Instructions for the task: Transcribe the records below exactly as they appear, omitting any pictures.

-- start of Task material --

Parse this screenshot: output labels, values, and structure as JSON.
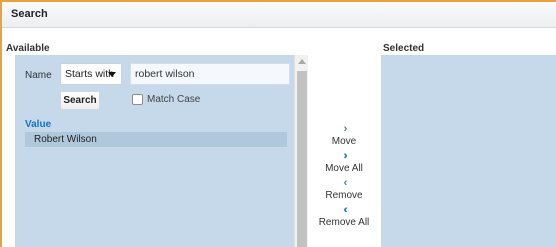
{
  "dialog": {
    "title": "Search"
  },
  "available": {
    "label": "Available",
    "name_label": "Name",
    "operator": "Starts with",
    "search_value": "robert wilson",
    "search_button": "Search",
    "match_case_label": "Match Case",
    "match_case_checked": false,
    "results_header": "Value",
    "results": [
      "Robert Wilson"
    ]
  },
  "actions": {
    "move": {
      "label": "Move",
      "icon": "chevron-right-icon"
    },
    "move_all": {
      "label": "Move All",
      "icon": "double-chevron-right-icon"
    },
    "remove": {
      "label": "Remove",
      "icon": "chevron-left-icon"
    },
    "remove_all": {
      "label": "Remove All",
      "icon": "double-chevron-left-icon"
    }
  },
  "selected": {
    "label": "Selected",
    "items": []
  },
  "colors": {
    "accent": "#2c7ccf",
    "panel": "#c5d9ea",
    "border_highlight": "#e8a33c",
    "value_header": "#1a73c8"
  }
}
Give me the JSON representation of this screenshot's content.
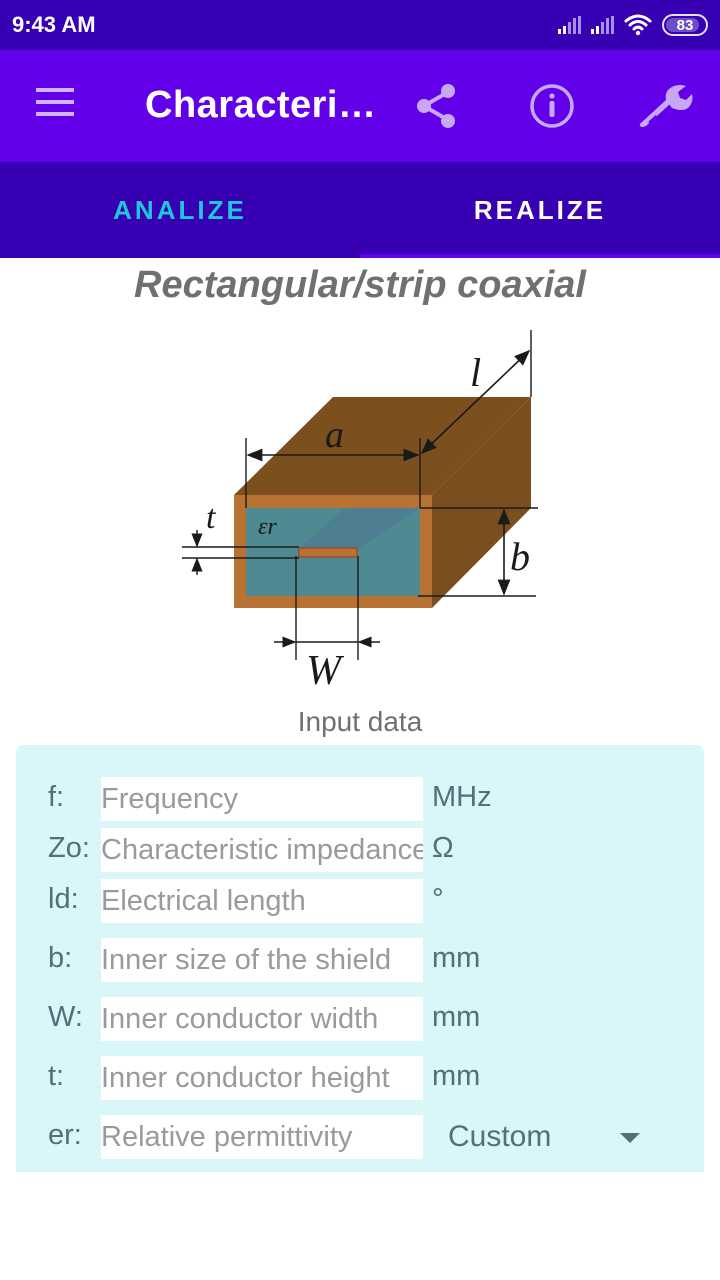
{
  "status_bar": {
    "time": "9:43 AM",
    "battery": "83",
    "icons": [
      "signal-icon",
      "signal-icon",
      "wifi-icon",
      "battery-icon"
    ]
  },
  "app_bar": {
    "title": "Characteri…",
    "actions": [
      "share-icon",
      "info-icon",
      "wrench-icon"
    ],
    "menu_icon": "hamburger-menu-icon"
  },
  "tabs": [
    {
      "label": "ANALIZE",
      "selected": false
    },
    {
      "label": "REALIZE",
      "selected": true
    }
  ],
  "section_title": "Rectangular/strip coaxial",
  "diagram": {
    "labels": {
      "a": "a",
      "b": "b",
      "l": "l",
      "t": "t",
      "W": "W",
      "er": "εr"
    }
  },
  "input_data_label": "Input data",
  "inputs": [
    {
      "label": "f:",
      "placeholder": "Frequency",
      "value": "",
      "unit": "MHz"
    },
    {
      "label": "Zo:",
      "placeholder": "Characteristic impedance",
      "value": "",
      "unit": "Ω"
    },
    {
      "label": "ld:",
      "placeholder": "Electrical length",
      "value": "",
      "unit": "°"
    },
    {
      "label": "b:",
      "placeholder": "Inner size of the shield",
      "value": "",
      "unit": "mm"
    },
    {
      "label": "W:",
      "placeholder": "Inner conductor width",
      "value": "",
      "unit": "mm"
    },
    {
      "label": "t:",
      "placeholder": "Inner conductor height",
      "value": "",
      "unit": "mm"
    },
    {
      "label": "er:",
      "placeholder": "Relative permittivity",
      "value": "",
      "unit_select": "Custom"
    }
  ],
  "colors": {
    "status_bar": "#3700b3",
    "app_bar": "#6200ea",
    "tab_bar": "#3700b3",
    "tab_active_text": "#1ec8d8",
    "card_bg": "#d9f6f8"
  }
}
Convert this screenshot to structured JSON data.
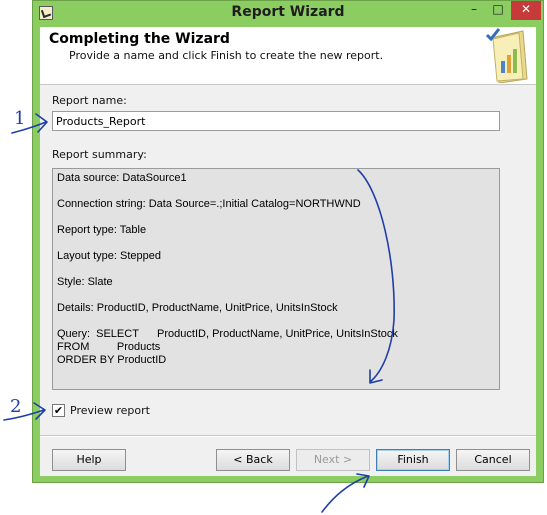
{
  "window": {
    "title": "Report Wizard",
    "controls": {
      "minimize": "–",
      "maximize": "□",
      "close": "✕"
    }
  },
  "header": {
    "title": "Completing the Wizard",
    "subtitle": "Provide a name and click Finish to create the new report."
  },
  "form": {
    "name_label": "Report name:",
    "name_value": "Products_Report",
    "summary_label": "Report summary:",
    "summary_lines": [
      "Data source: DataSource1",
      "Connection string: Data Source=.;Initial Catalog=NORTHWND",
      "Report type: Table",
      "Layout type: Stepped",
      "Style: Slate",
      "Details: ProductID, ProductName, UnitPrice, UnitsInStock"
    ],
    "query_lines": [
      "Query:  SELECT      ProductID, ProductName, UnitPrice, UnitsInStock",
      "FROM         Products",
      "ORDER BY ProductID"
    ],
    "preview_label": "Preview report",
    "preview_checked": true
  },
  "buttons": {
    "help": "Help",
    "back": "< Back",
    "next": "Next >",
    "finish": "Finish",
    "cancel": "Cancel"
  },
  "annotations": {
    "marker_1": "1",
    "marker_2": "2"
  }
}
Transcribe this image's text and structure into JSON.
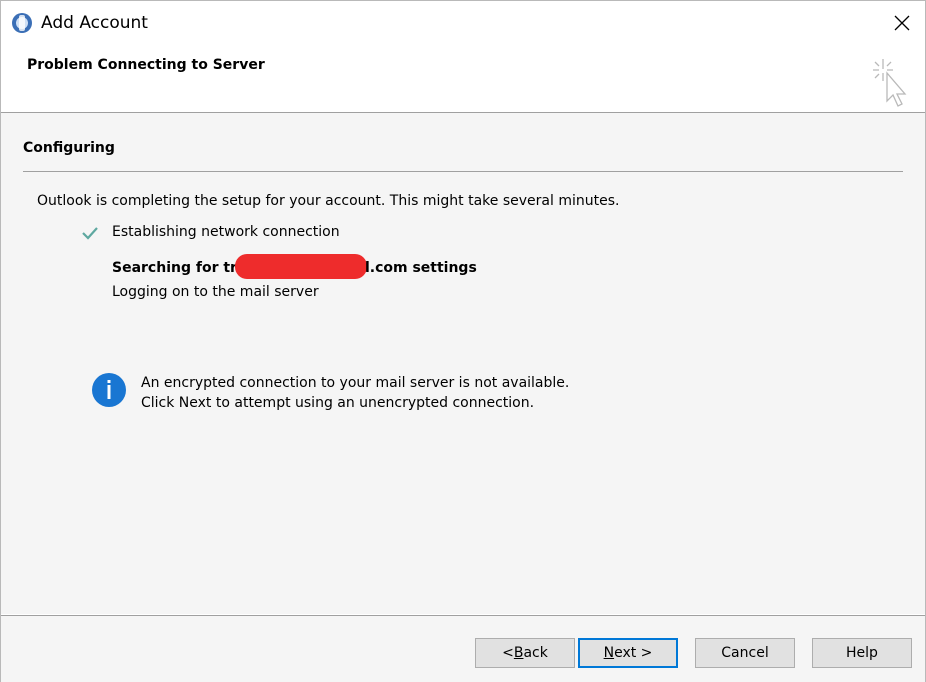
{
  "window": {
    "title": "Add Account"
  },
  "header": {
    "title": "Problem Connecting to Server"
  },
  "section": {
    "title": "Configuring"
  },
  "intro": "Outlook is completing the setup for your account. This might take several minutes.",
  "steps": [
    {
      "label": "Establishing network connection",
      "status": "done"
    },
    {
      "label_prefix": "Searching for tr",
      "label_suffix": "l.com settings",
      "status": "in-progress"
    },
    {
      "label": "Logging on to the mail server",
      "status": "pending"
    }
  ],
  "info": {
    "line1": "An encrypted connection to your mail server is not available.",
    "line2": "Click Next to attempt using an unencrypted connection."
  },
  "buttons": {
    "back_prefix": "< ",
    "back_mnemonic": "B",
    "back_rest": "ack",
    "next_mnemonic": "N",
    "next_rest": "ext >",
    "cancel": "Cancel",
    "help": "Help"
  },
  "colors": {
    "check": "#5ea8a0",
    "info": "#1976d2",
    "redaction": "#ee2c2c",
    "default_button_border": "#0078d7"
  }
}
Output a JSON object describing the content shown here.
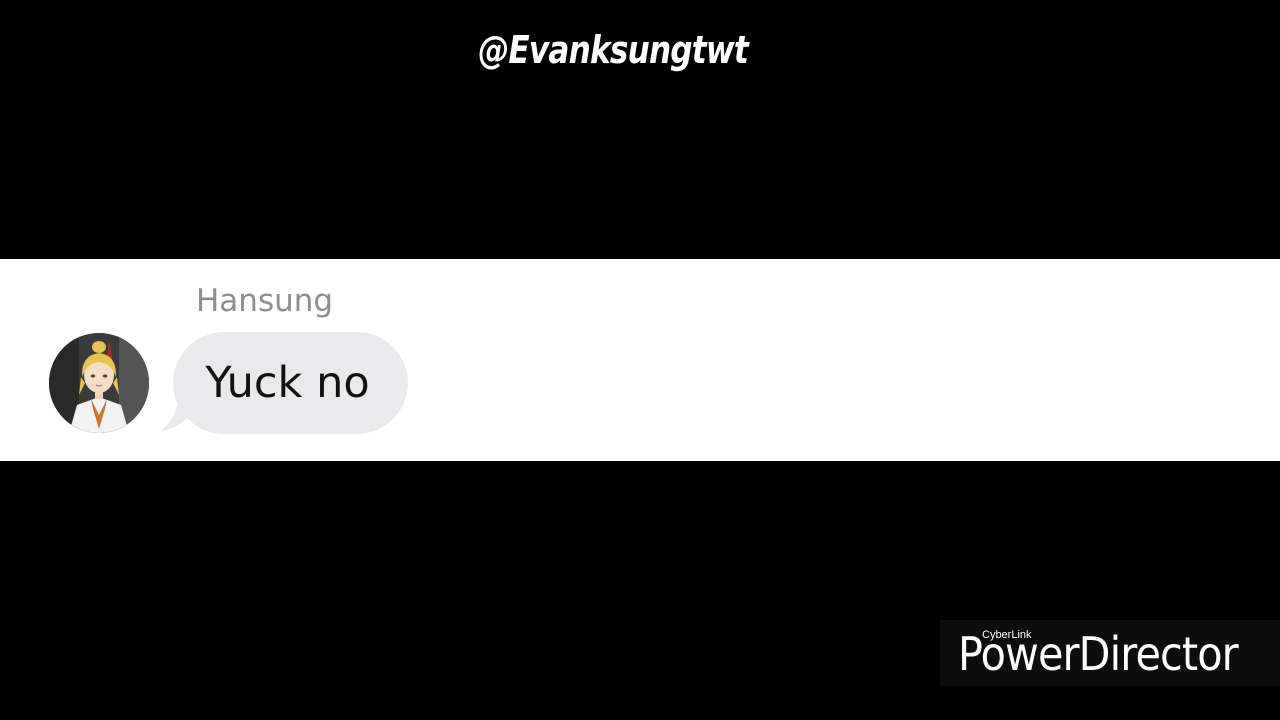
{
  "handle": "@Evanksungtwt",
  "chat": {
    "sender_name": "Hansung",
    "message": "Yuck no",
    "bubble_color": "#e9e9eb",
    "name_color": "#8e8e8e"
  },
  "avatar": {
    "icon": "anime-character-avatar"
  },
  "watermark": {
    "brand": "CyberLink",
    "product": "PowerDirector"
  }
}
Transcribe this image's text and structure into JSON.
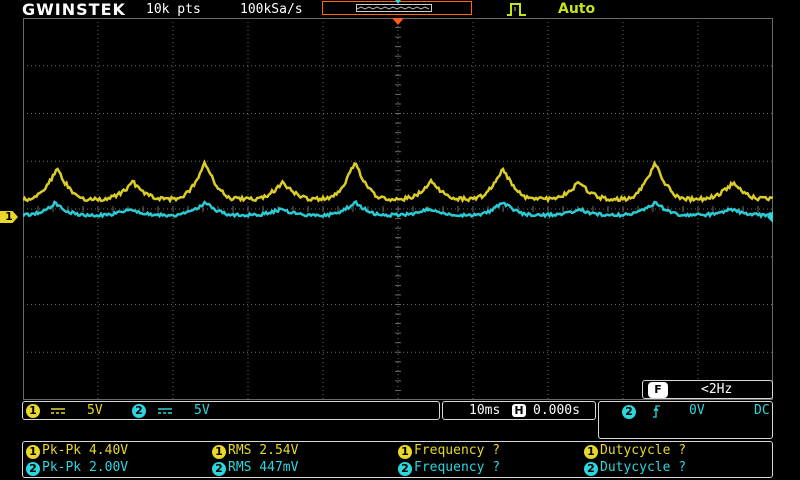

-- end of Task material --

The result:
Parse this screenshot: output labels, values, and structure as JSON.
{
  "dialog": {
    "title": "Search"
  },
  "available": {
    "label": "Available",
    "name_label": "Name",
    "operator": "Starts with",
    "search_value": "robert wilson",
    "search_button": "Search",
    "match_case_label": "Match Case",
    "match_case_checked": false,
    "results_header": "Value",
    "results": [
      "Robert Wilson"
    ]
  },
  "actions": {
    "move": {
      "label": "Move",
      "icon": "chevron-right-icon"
    },
    "move_all": {
      "label": "Move All",
      "icon": "double-chevron-right-icon"
    },
    "remove": {
      "label": "Remove",
      "icon": "chevron-left-icon"
    },
    "remove_all": {
      "label": "Remove All",
      "icon": "double-chevron-left-icon"
    }
  },
  "selected": {
    "label": "Selected",
    "items": []
  },
  "colors": {
    "accent": "#2c7ccf",
    "panel": "#c5d9ea",
    "border_highlight": "#e8a33c",
    "value_header": "#1a73c8"
  }
}
Give me the JSON representation of this screenshot's content.
{
  "status_bar": {
    "time": "9:43 AM",
    "battery": "83",
    "icons": [
      "signal-icon",
      "signal-icon",
      "wifi-icon",
      "battery-icon"
    ]
  },
  "app_bar": {
    "title": "Characteri…",
    "actions": [
      "share-icon",
      "info-icon",
      "wrench-icon"
    ],
    "menu_icon": "hamburger-menu-icon"
  },
  "tabs": [
    {
      "label": "ANALIZE",
      "selected": false
    },
    {
      "label": "REALIZE",
      "selected": true
    }
  ],
  "section_title": "Rectangular/strip coaxial",
  "diagram": {
    "labels": {
      "a": "a",
      "b": "b",
      "l": "l",
      "t": "t",
      "W": "W",
      "er": "εr"
    }
  },
  "input_data_label": "Input data",
  "inputs": [
    {
      "label": "f:",
      "placeholder": "Frequency",
      "value": "",
      "unit": "MHz"
    },
    {
      "label": "Zo:",
      "placeholder": "Characteristic impedance",
      "value": "",
      "unit": "Ω"
    },
    {
      "label": "ld:",
      "placeholder": "Electrical length",
      "value": "",
      "unit": "°"
    },
    {
      "label": "b:",
      "placeholder": "Inner size of the shield",
      "value": "",
      "unit": "mm"
    },
    {
      "label": "W:",
      "placeholder": "Inner conductor width",
      "value": "",
      "unit": "mm"
    },
    {
      "label": "t:",
      "placeholder": "Inner conductor height",
      "value": "",
      "unit": "mm"
    },
    {
      "label": "er:",
      "placeholder": "Relative permittivity",
      "value": "",
      "unit_select": "Custom"
    }
  ],
  "colors": {
    "status_bar": "#3700b3",
    "app_bar": "#6200ea",
    "tab_bar": "#3700b3",
    "tab_active_text": "#1ec8d8",
    "card_bg": "#d9f6f8"
  }
}
Convert this screenshot to structured JSON data.
{
  "window": {
    "title": "Report Wizard",
    "controls": {
      "minimize": "–",
      "maximize": "□",
      "close": "✕"
    }
  },
  "header": {
    "title": "Completing the Wizard",
    "subtitle": "Provide a name and click Finish to create the new report."
  },
  "form": {
    "name_label": "Report name:",
    "name_value": "Products_Report",
    "summary_label": "Report summary:",
    "summary_lines": [
      "Data source: DataSource1",
      "Connection string: Data Source=.;Initial Catalog=NORTHWND",
      "Report type: Table",
      "Layout type: Stepped",
      "Style: Slate",
      "Details: ProductID, ProductName, UnitPrice, UnitsInStock"
    ],
    "query_lines": [
      "Query:  SELECT      ProductID, ProductName, UnitPrice, UnitsInStock",
      "FROM         Products",
      "ORDER BY ProductID"
    ],
    "preview_label": "Preview report",
    "preview_checked": true
  },
  "buttons": {
    "help": "Help",
    "back": "< Back",
    "next": "Next >",
    "finish": "Finish",
    "cancel": "Cancel"
  },
  "annotations": {
    "marker_1": "1",
    "marker_2": "2"
  }
}
Transcribe this image's text and structure into JSON.
{
  "window": {
    "title": "Add Account"
  },
  "header": {
    "title": "Problem Connecting to Server"
  },
  "section": {
    "title": "Configuring"
  },
  "intro": "Outlook is completing the setup for your account. This might take several minutes.",
  "steps": [
    {
      "label": "Establishing network connection",
      "status": "done"
    },
    {
      "label_prefix": "Searching for tr",
      "label_suffix": "l.com settings",
      "status": "in-progress"
    },
    {
      "label": "Logging on to the mail server",
      "status": "pending"
    }
  ],
  "info": {
    "line1": "An encrypted connection to your mail server is not available.",
    "line2": "Click Next to attempt using an unencrypted connection."
  },
  "buttons": {
    "back_prefix": "< ",
    "back_mnemonic": "B",
    "back_rest": "ack",
    "next_mnemonic": "N",
    "next_rest": "ext >",
    "cancel": "Cancel",
    "help": "Help"
  },
  "colors": {
    "check": "#5ea8a0",
    "info": "#1976d2",
    "redaction": "#ee2c2c",
    "default_button_border": "#0078d7"
  }
}
Output a JSON object describing the content shown here.
{
  "handle": "@Evanksungtwt",
  "chat": {
    "sender_name": "Hansung",
    "message": "Yuck no",
    "bubble_color": "#e9e9eb",
    "name_color": "#8e8e8e"
  },
  "avatar": {
    "icon": "anime-character-avatar"
  },
  "watermark": {
    "brand": "CyberLink",
    "product": "PowerDirector"
  }
}
Transcribe this image's text and structure into JSON.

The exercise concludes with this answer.